STATED TASK:
Leave out the pictures and copy the remaining records exactly.

TASK INPUTS:
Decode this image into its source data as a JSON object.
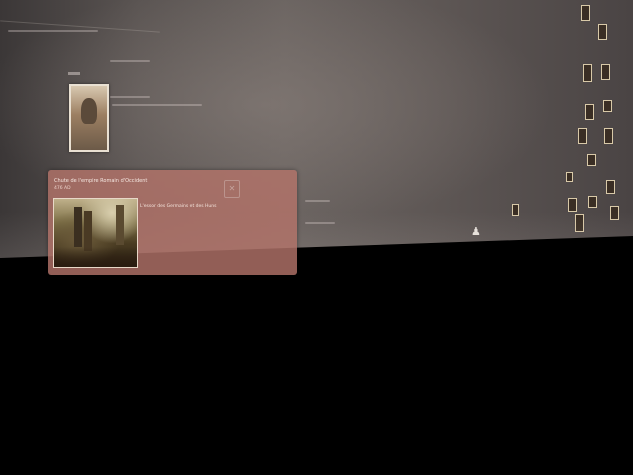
{
  "card": {
    "title": "Chute de l'empire Romain d'Occident",
    "date": "476 AD",
    "caption": "L'essor des Germains et des Huns",
    "close_icon": "close-icon"
  },
  "background": {
    "person_icon": "person-icon"
  }
}
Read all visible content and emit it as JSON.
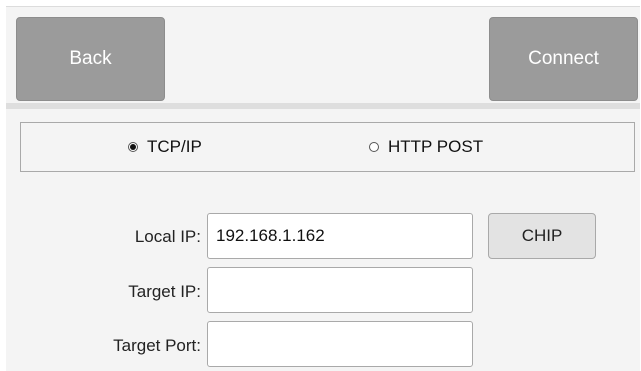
{
  "header": {
    "back_label": "Back",
    "connect_label": "Connect"
  },
  "protocol": {
    "options": [
      {
        "label": "TCP/IP",
        "selected": true
      },
      {
        "label": "HTTP POST",
        "selected": false
      }
    ]
  },
  "form": {
    "local_ip_label": "Local IP:",
    "local_ip_value": "192.168.1.162",
    "target_ip_label": "Target IP:",
    "target_ip_value": "",
    "target_port_label": "Target Port:",
    "target_port_value": "",
    "chip_label": "CHIP"
  },
  "colors": {
    "panel_bg": "#f4f4f4",
    "top_button_bg": "#9b9b9b",
    "chip_button_bg": "#e3e3e3",
    "border": "#a9a9a9"
  }
}
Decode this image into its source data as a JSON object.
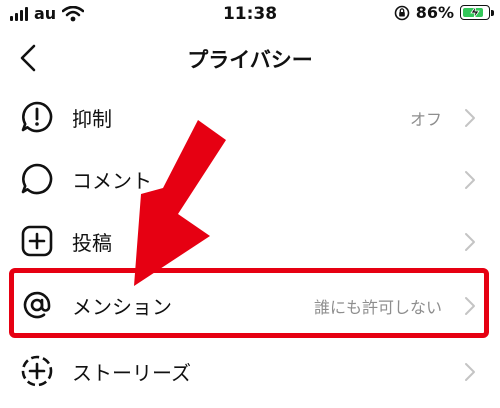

RESPONSE FOR THIS EXERCISE:
Decode this image into its source data as a JSON object.
{
  "card": {
    "title": "Chute de l'empire Romain d'Occident",
    "date": "476 AD",
    "caption": "L'essor des Germains et des Huns",
    "close_icon": "close-icon"
  },
  "background": {
    "person_icon": "person-icon"
  }
}
Read all visible content and emit it as JSON.
{
  "header": {
    "back_label": "Back",
    "connect_label": "Connect"
  },
  "protocol": {
    "options": [
      {
        "label": "TCP/IP",
        "selected": true
      },
      {
        "label": "HTTP POST",
        "selected": false
      }
    ]
  },
  "form": {
    "local_ip_label": "Local IP:",
    "local_ip_value": "192.168.1.162",
    "target_ip_label": "Target IP:",
    "target_ip_value": "",
    "target_port_label": "Target Port:",
    "target_port_value": "",
    "chip_label": "CHIP"
  },
  "colors": {
    "panel_bg": "#f4f4f4",
    "top_button_bg": "#9b9b9b",
    "chip_button_bg": "#e3e3e3",
    "border": "#a9a9a9"
  }
}
Decode this image into its source data as a JSON object.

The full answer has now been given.